_What to produce_. Could you transcribe every record below exactly as written, leaving out any pictures?

(Data records)
──────────

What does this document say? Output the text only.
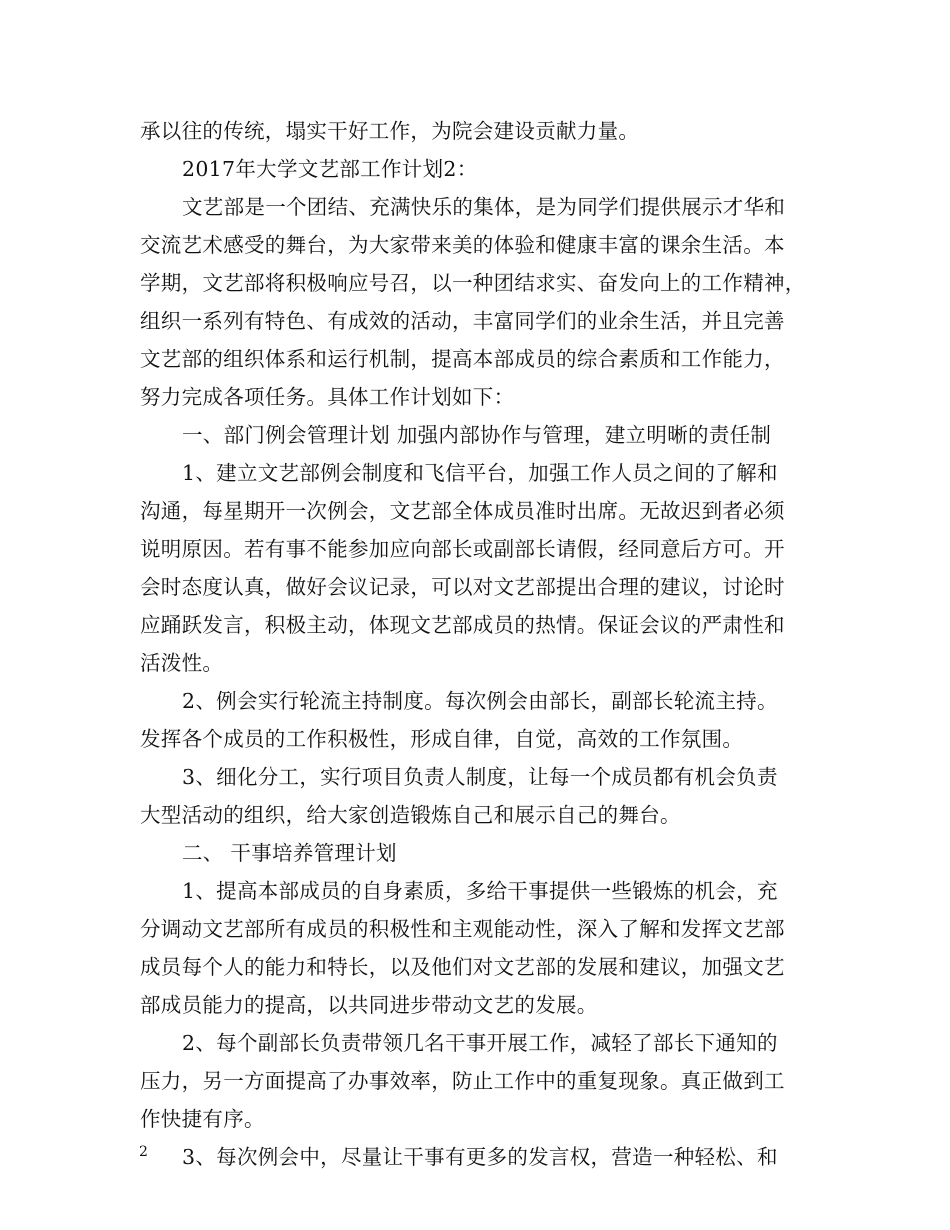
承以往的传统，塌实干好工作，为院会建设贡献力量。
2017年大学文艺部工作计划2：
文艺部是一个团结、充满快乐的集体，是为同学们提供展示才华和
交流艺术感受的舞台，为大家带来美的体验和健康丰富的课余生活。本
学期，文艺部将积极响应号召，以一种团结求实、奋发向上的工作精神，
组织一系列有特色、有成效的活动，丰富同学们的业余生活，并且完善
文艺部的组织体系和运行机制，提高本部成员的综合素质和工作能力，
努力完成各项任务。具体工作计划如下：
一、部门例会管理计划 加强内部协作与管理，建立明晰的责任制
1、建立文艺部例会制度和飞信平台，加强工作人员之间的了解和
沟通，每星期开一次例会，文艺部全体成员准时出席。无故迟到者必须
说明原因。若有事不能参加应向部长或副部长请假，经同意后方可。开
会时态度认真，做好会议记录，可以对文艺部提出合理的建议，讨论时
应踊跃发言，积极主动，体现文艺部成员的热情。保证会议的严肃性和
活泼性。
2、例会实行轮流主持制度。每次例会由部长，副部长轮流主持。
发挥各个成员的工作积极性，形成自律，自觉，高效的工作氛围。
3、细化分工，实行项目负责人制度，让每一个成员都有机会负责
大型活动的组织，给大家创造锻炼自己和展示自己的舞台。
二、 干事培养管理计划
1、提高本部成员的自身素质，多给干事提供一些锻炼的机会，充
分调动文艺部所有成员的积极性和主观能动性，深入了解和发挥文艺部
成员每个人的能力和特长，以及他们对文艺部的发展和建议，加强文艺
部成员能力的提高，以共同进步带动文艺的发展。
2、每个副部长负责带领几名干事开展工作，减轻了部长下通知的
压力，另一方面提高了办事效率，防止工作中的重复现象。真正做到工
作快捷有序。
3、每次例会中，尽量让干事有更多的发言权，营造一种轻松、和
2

──────────

_Written response_.
What does this document say? Output the text only.
承以往的传统，塌实干好工作，为院会建设贡献力量。
2017年大学文艺部工作计划2：
文艺部是一个团结、充满快乐的集体，是为同学们提供展示才华和
交流艺术感受的舞台，为大家带来美的体验和健康丰富的课余生活。本
学期，文艺部将积极响应号召，以一种团结求实、奋发向上的工作精神，
组织一系列有特色、有成效的活动，丰富同学们的业余生活，并且完善
文艺部的组织体系和运行机制，提高本部成员的综合素质和工作能力，
努力完成各项任务。具体工作计划如下：
一、部门例会管理计划 加强内部协作与管理，建立明晰的责任制
1、建立文艺部例会制度和飞信平台，加强工作人员之间的了解和
沟通，每星期开一次例会，文艺部全体成员准时出席。无故迟到者必须
说明原因。若有事不能参加应向部长或副部长请假，经同意后方可。开
会时态度认真，做好会议记录，可以对文艺部提出合理的建议，讨论时
应踊跃发言，积极主动，体现文艺部成员的热情。保证会议的严肃性和
活泼性。
2、例会实行轮流主持制度。每次例会由部长，副部长轮流主持。
发挥各个成员的工作积极性，形成自律，自觉，高效的工作氛围。
3、细化分工，实行项目负责人制度，让每一个成员都有机会负责
大型活动的组织，给大家创造锻炼自己和展示自己的舞台。
二、 干事培养管理计划
1、提高本部成员的自身素质，多给干事提供一些锻炼的机会，充
分调动文艺部所有成员的积极性和主观能动性，深入了解和发挥文艺部
成员每个人的能力和特长，以及他们对文艺部的发展和建议，加强文艺
部成员能力的提高，以共同进步带动文艺的发展。
2、每个副部长负责带领几名干事开展工作，减轻了部长下通知的
压力，另一方面提高了办事效率，防止工作中的重复现象。真正做到工
作快捷有序。
3、每次例会中，尽量让干事有更多的发言权，营造一种轻松、和
2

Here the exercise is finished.